> _The task_
Your task is to output the listing word for word, with pictures excluded.

> _Input rows_
#####
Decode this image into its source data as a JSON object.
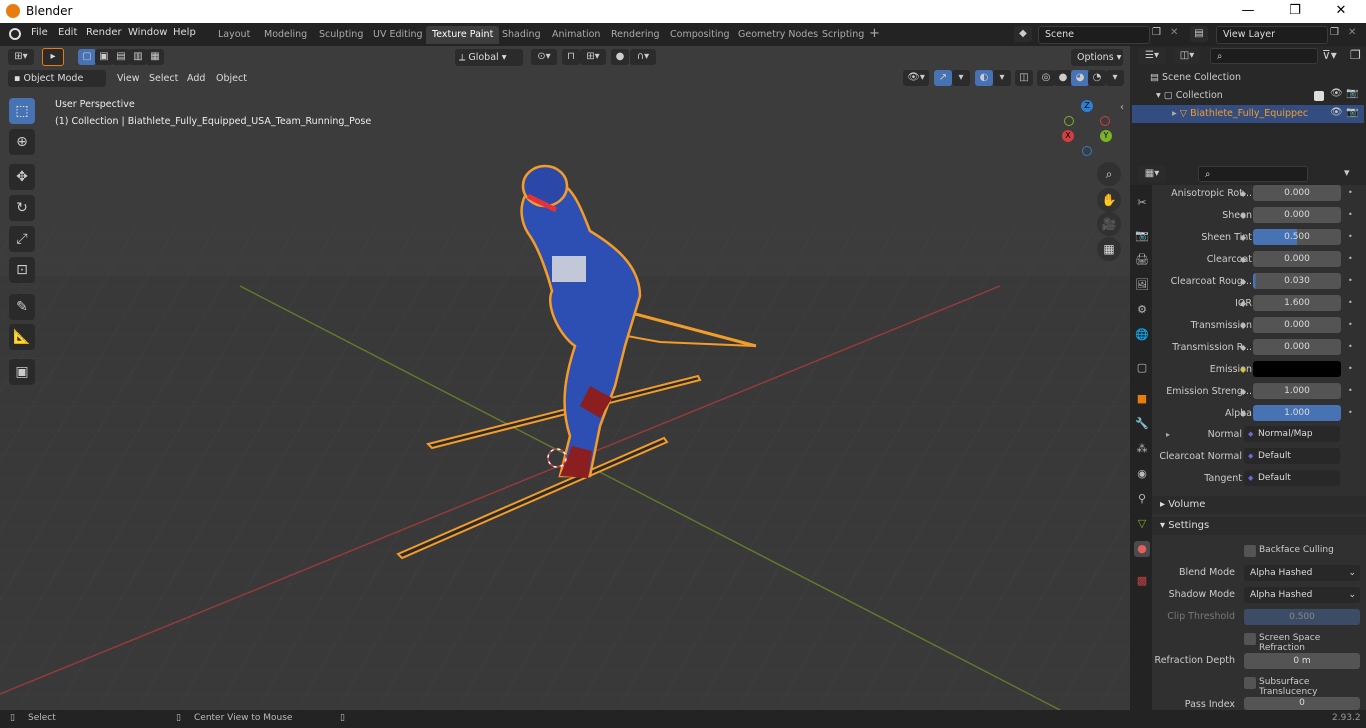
{
  "window": {
    "title": "Blender",
    "min": "—",
    "max": "❐",
    "close": "✕"
  },
  "menu": [
    "File",
    "Edit",
    "Render",
    "Window",
    "Help"
  ],
  "workspaces": [
    "Layout",
    "Modeling",
    "Sculpting",
    "UV Editing",
    "Texture Paint",
    "Shading",
    "Animation",
    "Rendering",
    "Compositing",
    "Geometry Nodes",
    "Scripting"
  ],
  "active_workspace": "Texture Paint",
  "scene": {
    "name": "Scene",
    "view_layer": "View Layer"
  },
  "viewport": {
    "mode": "Object Mode",
    "menus": [
      "View",
      "Select",
      "Add",
      "Object"
    ],
    "orientation": "Global",
    "options": "Options",
    "overlay_title": "User Perspective",
    "overlay_sub": "(1) Collection | Biathlete_Fully_Equipped_USA_Team_Running_Pose",
    "gizmo": {
      "z": "Z",
      "y": "Y",
      "x": "X"
    }
  },
  "outliner": {
    "root": "Scene Collection",
    "collection": "Collection",
    "object": "Biathlete_Fully_Equippec"
  },
  "props": [
    {
      "label": "Anisotropic Rot...",
      "value": "0.000",
      "fill": 0
    },
    {
      "label": "Sheen",
      "value": "0.000",
      "fill": 0
    },
    {
      "label": "Sheen Tint",
      "value": "0.500",
      "fill": 0.5
    },
    {
      "label": "Clearcoat",
      "value": "0.000",
      "fill": 0
    },
    {
      "label": "Clearcoat Roug...",
      "value": "0.030",
      "fill": 0.03
    },
    {
      "label": "IOR",
      "value": "1.600",
      "fill": 0
    },
    {
      "label": "Transmission",
      "value": "0.000",
      "fill": 0
    },
    {
      "label": "Transmission R...",
      "value": "0.000",
      "fill": 0
    },
    {
      "label": "Emission",
      "value": "",
      "fill": 0
    },
    {
      "label": "Emission Streng...",
      "value": "1.000",
      "fill": 0
    },
    {
      "label": "Alpha",
      "value": "1.000",
      "fill": 1
    }
  ],
  "links": [
    {
      "label": "Normal",
      "value": "Normal/Map"
    },
    {
      "label": "Clearcoat Normal",
      "value": "Default"
    },
    {
      "label": "Tangent",
      "value": "Default"
    }
  ],
  "sections": {
    "volume": "Volume",
    "settings": "Settings"
  },
  "settings": {
    "backface": "Backface Culling",
    "blend_label": "Blend Mode",
    "blend": "Alpha Hashed",
    "shadow_label": "Shadow Mode",
    "shadow": "Alpha Hashed",
    "clip_label": "Clip Threshold",
    "clip": "0.500",
    "ssr": "Screen Space Refraction",
    "refr_label": "Refraction Depth",
    "refr": "0 m",
    "sst": "Subsurface Translucency",
    "pass_label": "Pass Index",
    "pass": "0"
  },
  "status": {
    "select": "Select",
    "center": "Center View to Mouse",
    "version": "2.93.2"
  },
  "colors": {
    "accent": "#4772b3",
    "selection": "#f39c2a",
    "x_axis": "#d13f42",
    "y_axis": "#7bb228",
    "z_axis": "#2d7fd6"
  }
}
#####
> _Final result_
Decode this image into its source data as a JSON object.
{
  "window": {
    "title": "Blender",
    "min": "—",
    "max": "❐",
    "close": "✕"
  },
  "menu": [
    "File",
    "Edit",
    "Render",
    "Window",
    "Help"
  ],
  "workspaces": [
    "Layout",
    "Modeling",
    "Sculpting",
    "UV Editing",
    "Texture Paint",
    "Shading",
    "Animation",
    "Rendering",
    "Compositing",
    "Geometry Nodes",
    "Scripting"
  ],
  "active_workspace": "Texture Paint",
  "scene": {
    "name": "Scene",
    "view_layer": "View Layer"
  },
  "viewport": {
    "mode": "Object Mode",
    "menus": [
      "View",
      "Select",
      "Add",
      "Object"
    ],
    "orientation": "Global",
    "options": "Options",
    "overlay_title": "User Perspective",
    "overlay_sub": "(1) Collection | Biathlete_Fully_Equipped_USA_Team_Running_Pose",
    "gizmo": {
      "z": "Z",
      "y": "Y",
      "x": "X"
    }
  },
  "outliner": {
    "root": "Scene Collection",
    "collection": "Collection",
    "object": "Biathlete_Fully_Equippec"
  },
  "props": [
    {
      "label": "Anisotropic Rot...",
      "value": "0.000",
      "fill": 0
    },
    {
      "label": "Sheen",
      "value": "0.000",
      "fill": 0
    },
    {
      "label": "Sheen Tint",
      "value": "0.500",
      "fill": 0.5
    },
    {
      "label": "Clearcoat",
      "value": "0.000",
      "fill": 0
    },
    {
      "label": "Clearcoat Roug...",
      "value": "0.030",
      "fill": 0.03
    },
    {
      "label": "IOR",
      "value": "1.600",
      "fill": 0
    },
    {
      "label": "Transmission",
      "value": "0.000",
      "fill": 0
    },
    {
      "label": "Transmission R...",
      "value": "0.000",
      "fill": 0
    },
    {
      "label": "Emission",
      "value": "",
      "fill": 0
    },
    {
      "label": "Emission Streng...",
      "value": "1.000",
      "fill": 0
    },
    {
      "label": "Alpha",
      "value": "1.000",
      "fill": 1
    }
  ],
  "links": [
    {
      "label": "Normal",
      "value": "Normal/Map"
    },
    {
      "label": "Clearcoat Normal",
      "value": "Default"
    },
    {
      "label": "Tangent",
      "value": "Default"
    }
  ],
  "sections": {
    "volume": "Volume",
    "settings": "Settings"
  },
  "settings": {
    "backface": "Backface Culling",
    "blend_label": "Blend Mode",
    "blend": "Alpha Hashed",
    "shadow_label": "Shadow Mode",
    "shadow": "Alpha Hashed",
    "clip_label": "Clip Threshold",
    "clip": "0.500",
    "ssr": "Screen Space Refraction",
    "refr_label": "Refraction Depth",
    "refr": "0 m",
    "sst": "Subsurface Translucency",
    "pass_label": "Pass Index",
    "pass": "0"
  },
  "status": {
    "select": "Select",
    "center": "Center View to Mouse",
    "version": "2.93.2"
  },
  "colors": {
    "accent": "#4772b3",
    "selection": "#f39c2a",
    "x_axis": "#d13f42",
    "y_axis": "#7bb228",
    "z_axis": "#2d7fd6"
  }
}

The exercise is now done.